+++ Extracted records

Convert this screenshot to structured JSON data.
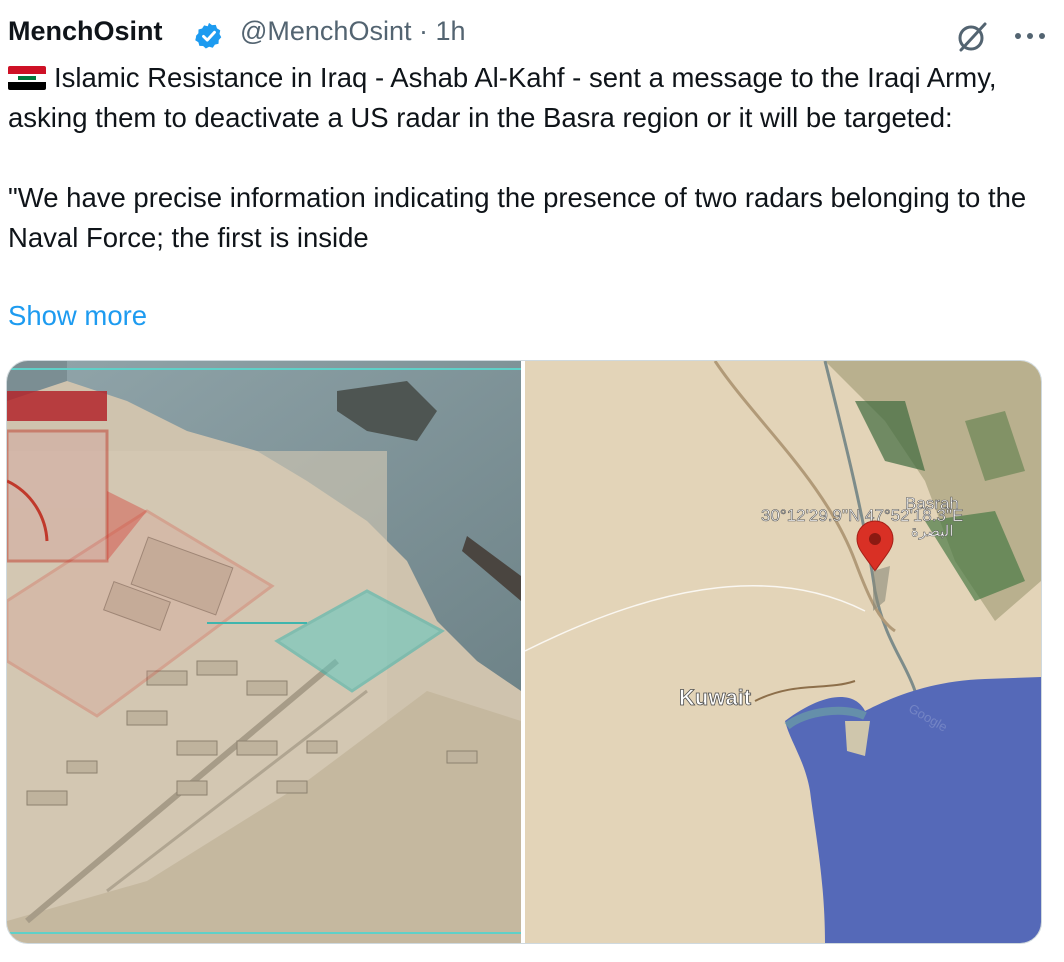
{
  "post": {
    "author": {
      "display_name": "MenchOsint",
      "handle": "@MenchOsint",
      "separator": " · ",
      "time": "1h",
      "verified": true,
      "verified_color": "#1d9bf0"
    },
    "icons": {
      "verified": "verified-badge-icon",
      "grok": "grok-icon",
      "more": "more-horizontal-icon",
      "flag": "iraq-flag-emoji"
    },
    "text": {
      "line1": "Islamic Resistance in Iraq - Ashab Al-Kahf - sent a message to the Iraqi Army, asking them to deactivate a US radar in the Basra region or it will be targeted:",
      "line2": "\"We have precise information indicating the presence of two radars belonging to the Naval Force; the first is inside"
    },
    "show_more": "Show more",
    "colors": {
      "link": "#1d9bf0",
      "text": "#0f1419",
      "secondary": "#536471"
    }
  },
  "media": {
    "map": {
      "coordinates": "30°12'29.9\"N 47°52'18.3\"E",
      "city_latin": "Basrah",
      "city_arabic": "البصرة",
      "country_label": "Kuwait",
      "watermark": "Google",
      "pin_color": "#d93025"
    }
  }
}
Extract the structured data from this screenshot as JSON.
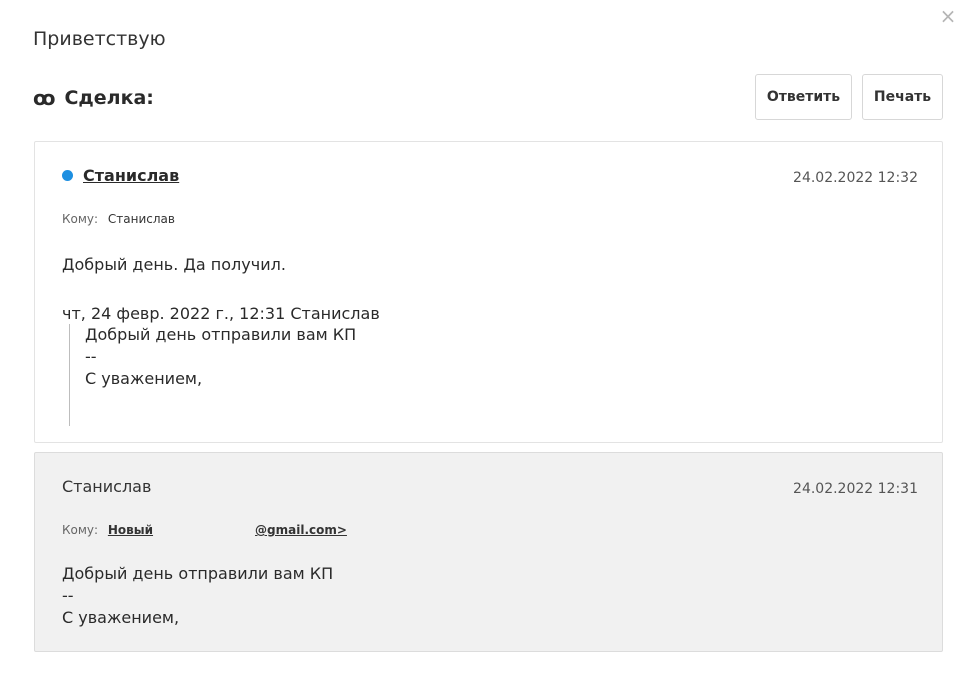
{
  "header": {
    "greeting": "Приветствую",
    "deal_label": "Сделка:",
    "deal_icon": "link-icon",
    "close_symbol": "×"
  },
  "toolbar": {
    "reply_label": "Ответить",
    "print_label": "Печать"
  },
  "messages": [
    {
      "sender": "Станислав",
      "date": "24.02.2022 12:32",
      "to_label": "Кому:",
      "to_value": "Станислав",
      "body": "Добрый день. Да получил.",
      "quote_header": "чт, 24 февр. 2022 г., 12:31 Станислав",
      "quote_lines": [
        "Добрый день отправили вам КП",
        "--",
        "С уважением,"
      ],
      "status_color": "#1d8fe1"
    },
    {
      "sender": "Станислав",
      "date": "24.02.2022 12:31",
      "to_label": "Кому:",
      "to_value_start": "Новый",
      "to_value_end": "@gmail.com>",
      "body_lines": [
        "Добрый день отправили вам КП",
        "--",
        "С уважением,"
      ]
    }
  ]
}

++++++
+++ Extracted records

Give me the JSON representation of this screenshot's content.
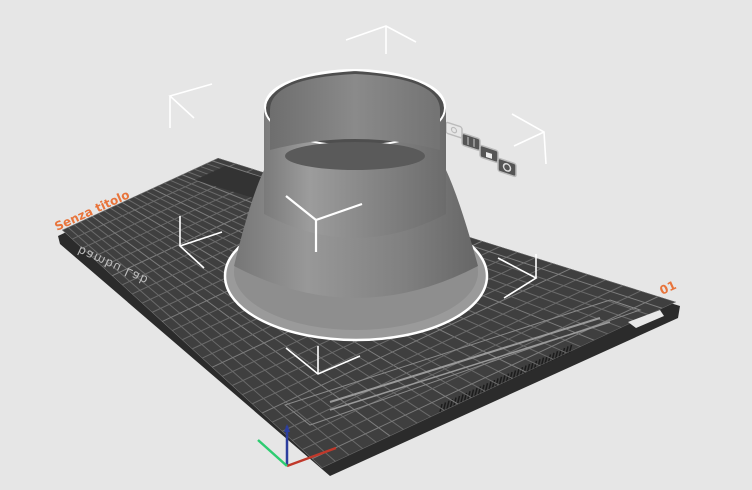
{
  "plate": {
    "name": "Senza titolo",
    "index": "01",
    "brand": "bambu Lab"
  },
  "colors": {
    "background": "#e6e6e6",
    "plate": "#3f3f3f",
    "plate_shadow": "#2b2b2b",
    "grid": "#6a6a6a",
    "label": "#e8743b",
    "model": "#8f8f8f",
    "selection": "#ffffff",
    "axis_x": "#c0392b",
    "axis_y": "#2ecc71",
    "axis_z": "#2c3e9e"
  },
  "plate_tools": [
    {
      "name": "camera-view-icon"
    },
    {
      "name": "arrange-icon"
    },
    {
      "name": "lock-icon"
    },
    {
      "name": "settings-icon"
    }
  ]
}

++++++

▶ _What you are asked to do_:
Select every line in the material above where the string "JSON" occurs, and copy it.

▶ _Solution for this exercise_:
Convert this screenshot to structured JSON data.
Extract the structured data from this screenshot as JSON.
Give me the JSON representation of this screenshot's content.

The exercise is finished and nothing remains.